Exercise
Write out the listing exactly as it is given.

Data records

=======

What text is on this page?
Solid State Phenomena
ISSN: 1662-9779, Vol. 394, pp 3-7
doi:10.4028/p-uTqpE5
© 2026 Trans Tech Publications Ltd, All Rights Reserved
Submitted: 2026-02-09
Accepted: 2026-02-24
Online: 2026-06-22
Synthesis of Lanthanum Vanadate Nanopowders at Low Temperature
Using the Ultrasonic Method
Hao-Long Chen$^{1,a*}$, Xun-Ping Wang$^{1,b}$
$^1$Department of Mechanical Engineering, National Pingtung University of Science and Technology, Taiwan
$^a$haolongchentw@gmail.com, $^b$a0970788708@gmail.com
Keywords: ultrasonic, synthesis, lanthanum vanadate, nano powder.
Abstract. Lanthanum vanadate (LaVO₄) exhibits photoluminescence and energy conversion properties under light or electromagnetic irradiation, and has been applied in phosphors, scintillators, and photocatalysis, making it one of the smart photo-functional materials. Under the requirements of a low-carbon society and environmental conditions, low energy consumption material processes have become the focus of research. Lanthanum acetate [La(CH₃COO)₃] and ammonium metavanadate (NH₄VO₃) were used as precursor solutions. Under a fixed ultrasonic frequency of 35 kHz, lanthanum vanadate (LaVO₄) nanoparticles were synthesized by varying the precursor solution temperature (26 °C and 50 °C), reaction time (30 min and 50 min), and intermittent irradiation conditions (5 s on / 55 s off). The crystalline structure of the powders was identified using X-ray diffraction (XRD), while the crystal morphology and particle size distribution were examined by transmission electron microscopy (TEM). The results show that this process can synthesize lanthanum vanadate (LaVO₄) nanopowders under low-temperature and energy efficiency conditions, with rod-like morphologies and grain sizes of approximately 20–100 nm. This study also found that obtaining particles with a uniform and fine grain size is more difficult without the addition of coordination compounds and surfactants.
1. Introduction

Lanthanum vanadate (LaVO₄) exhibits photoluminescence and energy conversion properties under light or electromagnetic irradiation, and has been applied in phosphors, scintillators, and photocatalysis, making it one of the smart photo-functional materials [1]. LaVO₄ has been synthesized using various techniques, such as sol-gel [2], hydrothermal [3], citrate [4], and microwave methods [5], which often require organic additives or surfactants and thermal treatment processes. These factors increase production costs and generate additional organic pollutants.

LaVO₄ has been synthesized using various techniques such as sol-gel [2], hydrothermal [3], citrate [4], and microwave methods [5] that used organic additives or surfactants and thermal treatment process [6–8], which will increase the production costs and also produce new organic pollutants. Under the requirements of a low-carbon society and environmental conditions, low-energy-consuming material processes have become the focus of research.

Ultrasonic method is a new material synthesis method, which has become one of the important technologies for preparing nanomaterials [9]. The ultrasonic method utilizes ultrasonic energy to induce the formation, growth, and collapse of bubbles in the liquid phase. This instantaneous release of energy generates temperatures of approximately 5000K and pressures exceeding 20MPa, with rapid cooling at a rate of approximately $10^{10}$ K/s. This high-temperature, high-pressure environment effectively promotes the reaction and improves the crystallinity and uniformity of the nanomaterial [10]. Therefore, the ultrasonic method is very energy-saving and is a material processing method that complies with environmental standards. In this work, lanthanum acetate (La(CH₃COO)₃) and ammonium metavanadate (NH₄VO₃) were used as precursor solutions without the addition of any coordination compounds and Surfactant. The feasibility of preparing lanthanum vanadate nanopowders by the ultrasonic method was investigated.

=======

Full response
What text is on this page?
Solid State Phenomena
ISSN: 1662-9779, Vol. 394, pp 3-7
doi:10.4028/p-uTqpE5
© 2026 Trans Tech Publications Ltd, All Rights Reserved
Submitted: 2026-02-09
Accepted: 2026-02-24
Online: 2026-06-22
Synthesis of Lanthanum Vanadate Nanopowders at Low Temperature
Using the Ultrasonic Method
Hao-Long Chen$^{1,a*}$, Xun-Ping Wang$^{1,b}$
$^1$Department of Mechanical Engineering, National Pingtung University of Science and Technology, Taiwan
$^a$haolongchentw@gmail.com, $^b$a0970788708@gmail.com
Keywords: ultrasonic, synthesis, lanthanum vanadate, nano powder.
Abstract. Lanthanum vanadate (LaVO₄) exhibits photoluminescence and energy conversion properties under light or electromagnetic irradiation, and has been applied in phosphors, scintillators, and photocatalysis, making it one of the smart photo-functional materials. Under the requirements of a low-carbon society and environmental conditions, low energy consumption material processes have become the focus of research. Lanthanum acetate [La(CH₃COO)₃] and ammonium metavanadate (NH₄VO₃) were used as precursor solutions. Under a fixed ultrasonic frequency of 35 kHz, lanthanum vanadate (LaVO₄) nanoparticles were synthesized by varying the precursor solution temperature (26 °C and 50 °C), reaction time (30 min and 50 min), and intermittent irradiation conditions (5 s on / 55 s off). The crystalline structure of the powders was identified using X-ray diffraction (XRD), while the crystal morphology and particle size distribution were examined by transmission electron microscopy (TEM). The results show that this process can synthesize lanthanum vanadate (LaVO₄) nanopowders under low-temperature and energy efficiency conditions, with rod-like morphologies and grain sizes of approximately 20–100 nm. This study also found that obtaining particles with a uniform and fine grain size is more difficult without the addition of coordination compounds and surfactants.
1. Introduction

Lanthanum vanadate (LaVO₄) exhibits photoluminescence and energy conversion properties under light or electromagnetic irradiation, and has been applied in phosphors, scintillators, and photocatalysis, making it one of the smart photo-functional materials [1]. LaVO₄ has been synthesized using various techniques, such as sol-gel [2], hydrothermal [3], citrate [4], and microwave methods [5], which often require organic additives or surfactants and thermal treatment processes. These factors increase production costs and generate additional organic pollutants.

LaVO₄ has been synthesized using various techniques such as sol-gel [2], hydrothermal [3], citrate [4], and microwave methods [5] that used organic additives or surfactants and thermal treatment process [6–8], which will increase the production costs and also produce new organic pollutants. Under the requirements of a low-carbon society and environmental conditions, low-energy-consuming material processes have become the focus of research.

Ultrasonic method is a new material synthesis method, which has become one of the important technologies for preparing nanomaterials [9]. The ultrasonic method utilizes ultrasonic energy to induce the formation, growth, and collapse of bubbles in the liquid phase. This instantaneous release of energy generates temperatures of approximately 5000K and pressures exceeding 20MPa, with rapid cooling at a rate of approximately $10^{10}$ K/s. This high-temperature, high-pressure environment effectively promotes the reaction and improves the crystallinity and uniformity of the nanomaterial [10]. Therefore, the ultrasonic method is very energy-saving and is a material processing method that complies with environmental standards. In this work, lanthanum acetate (La(CH₃COO)₃) and ammonium metavanadate (NH₄VO₃) were used as precursor solutions without the addition of any coordination compounds and Surfactant. The feasibility of preparing lanthanum vanadate nanopowders by the ultrasonic method was investigated.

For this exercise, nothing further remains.